* EXERCISE INSTRUCTIONS
Would you return the complete listing below word for word?
-- start of INPUT RECORDS --
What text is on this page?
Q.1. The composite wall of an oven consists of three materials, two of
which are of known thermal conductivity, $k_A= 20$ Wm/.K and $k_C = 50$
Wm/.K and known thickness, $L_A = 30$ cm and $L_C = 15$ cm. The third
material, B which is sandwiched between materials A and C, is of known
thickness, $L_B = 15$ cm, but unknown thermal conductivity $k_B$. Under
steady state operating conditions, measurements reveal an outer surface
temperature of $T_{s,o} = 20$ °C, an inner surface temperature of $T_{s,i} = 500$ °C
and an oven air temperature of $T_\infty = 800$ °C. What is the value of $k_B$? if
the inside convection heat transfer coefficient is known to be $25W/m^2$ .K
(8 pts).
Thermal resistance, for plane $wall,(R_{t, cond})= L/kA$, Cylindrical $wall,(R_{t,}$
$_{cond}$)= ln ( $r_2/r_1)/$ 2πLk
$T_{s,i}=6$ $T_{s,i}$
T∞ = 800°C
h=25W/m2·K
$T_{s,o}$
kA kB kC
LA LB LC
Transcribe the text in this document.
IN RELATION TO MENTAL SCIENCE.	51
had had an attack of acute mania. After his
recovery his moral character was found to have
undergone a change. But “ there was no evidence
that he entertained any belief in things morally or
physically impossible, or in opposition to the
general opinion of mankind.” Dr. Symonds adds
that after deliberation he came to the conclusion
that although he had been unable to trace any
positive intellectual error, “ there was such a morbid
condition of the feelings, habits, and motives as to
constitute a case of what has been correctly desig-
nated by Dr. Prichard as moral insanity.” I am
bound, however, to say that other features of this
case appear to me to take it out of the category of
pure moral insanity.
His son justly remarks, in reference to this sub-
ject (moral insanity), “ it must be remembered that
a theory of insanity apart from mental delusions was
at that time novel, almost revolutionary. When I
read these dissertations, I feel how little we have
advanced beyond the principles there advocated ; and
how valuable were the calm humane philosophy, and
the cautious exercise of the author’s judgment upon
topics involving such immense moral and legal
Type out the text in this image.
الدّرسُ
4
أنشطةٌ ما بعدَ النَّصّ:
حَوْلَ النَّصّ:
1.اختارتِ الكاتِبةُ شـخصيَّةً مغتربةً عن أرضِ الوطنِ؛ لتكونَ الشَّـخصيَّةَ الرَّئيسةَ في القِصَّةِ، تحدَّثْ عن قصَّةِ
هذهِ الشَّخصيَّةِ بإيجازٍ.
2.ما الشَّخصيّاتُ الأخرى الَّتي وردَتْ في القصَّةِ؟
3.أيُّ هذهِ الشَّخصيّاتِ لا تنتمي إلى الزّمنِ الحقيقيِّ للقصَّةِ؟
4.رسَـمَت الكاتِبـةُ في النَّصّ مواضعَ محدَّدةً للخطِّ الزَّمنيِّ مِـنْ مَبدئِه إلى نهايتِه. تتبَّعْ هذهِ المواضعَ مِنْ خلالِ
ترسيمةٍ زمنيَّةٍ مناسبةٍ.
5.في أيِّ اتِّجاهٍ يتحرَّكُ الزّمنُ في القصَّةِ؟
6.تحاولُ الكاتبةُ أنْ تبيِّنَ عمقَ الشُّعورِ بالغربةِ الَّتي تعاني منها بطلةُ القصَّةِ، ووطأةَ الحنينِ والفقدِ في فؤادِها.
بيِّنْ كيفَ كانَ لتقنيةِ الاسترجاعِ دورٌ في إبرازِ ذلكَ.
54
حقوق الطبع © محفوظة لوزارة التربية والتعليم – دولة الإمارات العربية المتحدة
-- end of INPUT RECORDS --
* WRITTEN ANSWER
What text is on this page?
Q.1. The composite wall of an oven consists of three materials, two of
which are of known thermal conductivity, $k_A= 20$ Wm/.K and $k_C = 50$
Wm/.K and known thickness, $L_A = 30$ cm and $L_C = 15$ cm. The third
material, B which is sandwiched between materials A and C, is of known
thickness, $L_B = 15$ cm, but unknown thermal conductivity $k_B$. Under
steady state operating conditions, measurements reveal an outer surface
temperature of $T_{s,o} = 20$ °C, an inner surface temperature of $T_{s,i} = 500$ °C
and an oven air temperature of $T_\infty = 800$ °C. What is the value of $k_B$? if
the inside convection heat transfer coefficient is known to be $25W/m^2$ .K
(8 pts).
Thermal resistance, for plane $wall,(R_{t, cond})= L/kA$, Cylindrical $wall,(R_{t,}$
$_{cond}$)= ln ( $r_2/r_1)/$ 2πLk
$T_{s,i}=6$ $T_{s,i}$
T∞ = 800°C
h=25W/m2·K
$T_{s,o}$
kA kB kC
LA LB LC
Transcribe the text in this document.
IN RELATION TO MENTAL SCIENCE.	51
had had an attack of acute mania. After his
recovery his moral character was found to have
undergone a change. But “ there was no evidence
that he entertained any belief in things morally or
physically impossible, or in opposition to the
general opinion of mankind.” Dr. Symonds adds
that after deliberation he came to the conclusion
that although he had been unable to trace any
positive intellectual error, “ there was such a morbid
condition of the feelings, habits, and motives as to
constitute a case of what has been correctly desig-
nated by Dr. Prichard as moral insanity.” I am
bound, however, to say that other features of this
case appear to me to take it out of the category of
pure moral insanity.
His son justly remarks, in reference to this sub-
ject (moral insanity), “ it must be remembered that
a theory of insanity apart from mental delusions was
at that time novel, almost revolutionary. When I
read these dissertations, I feel how little we have
advanced beyond the principles there advocated ; and
how valuable were the calm humane philosophy, and
the cautious exercise of the author’s judgment upon
topics involving such immense moral and legal
Type out the text in this image.
الدّرسُ
4
أنشطةٌ ما بعدَ النَّصّ:
حَوْلَ النَّصّ:
1.اختارتِ الكاتِبةُ شـخصيَّةً مغتربةً عن أرضِ الوطنِ؛ لتكونَ الشَّـخصيَّةَ الرَّئيسةَ في القِصَّةِ، تحدَّثْ عن قصَّةِ
هذهِ الشَّخصيَّةِ بإيجازٍ.
2.ما الشَّخصيّاتُ الأخرى الَّتي وردَتْ في القصَّةِ؟
3.أيُّ هذهِ الشَّخصيّاتِ لا تنتمي إلى الزّمنِ الحقيقيِّ للقصَّةِ؟
4.رسَـمَت الكاتِبـةُ في النَّصّ مواضعَ محدَّدةً للخطِّ الزَّمنيِّ مِـنْ مَبدئِه إلى نهايتِه. تتبَّعْ هذهِ المواضعَ مِنْ خلالِ
ترسيمةٍ زمنيَّةٍ مناسبةٍ.
5.في أيِّ اتِّجاهٍ يتحرَّكُ الزّمنُ في القصَّةِ؟
6.تحاولُ الكاتبةُ أنْ تبيِّنَ عمقَ الشُّعورِ بالغربةِ الَّتي تعاني منها بطلةُ القصَّةِ، ووطأةَ الحنينِ والفقدِ في فؤادِها.
بيِّنْ كيفَ كانَ لتقنيةِ الاسترجاعِ دورٌ في إبرازِ ذلكَ.
54
حقوق الطبع © محفوظة لوزارة التربية والتعليم – دولة الإمارات العربية المتحدة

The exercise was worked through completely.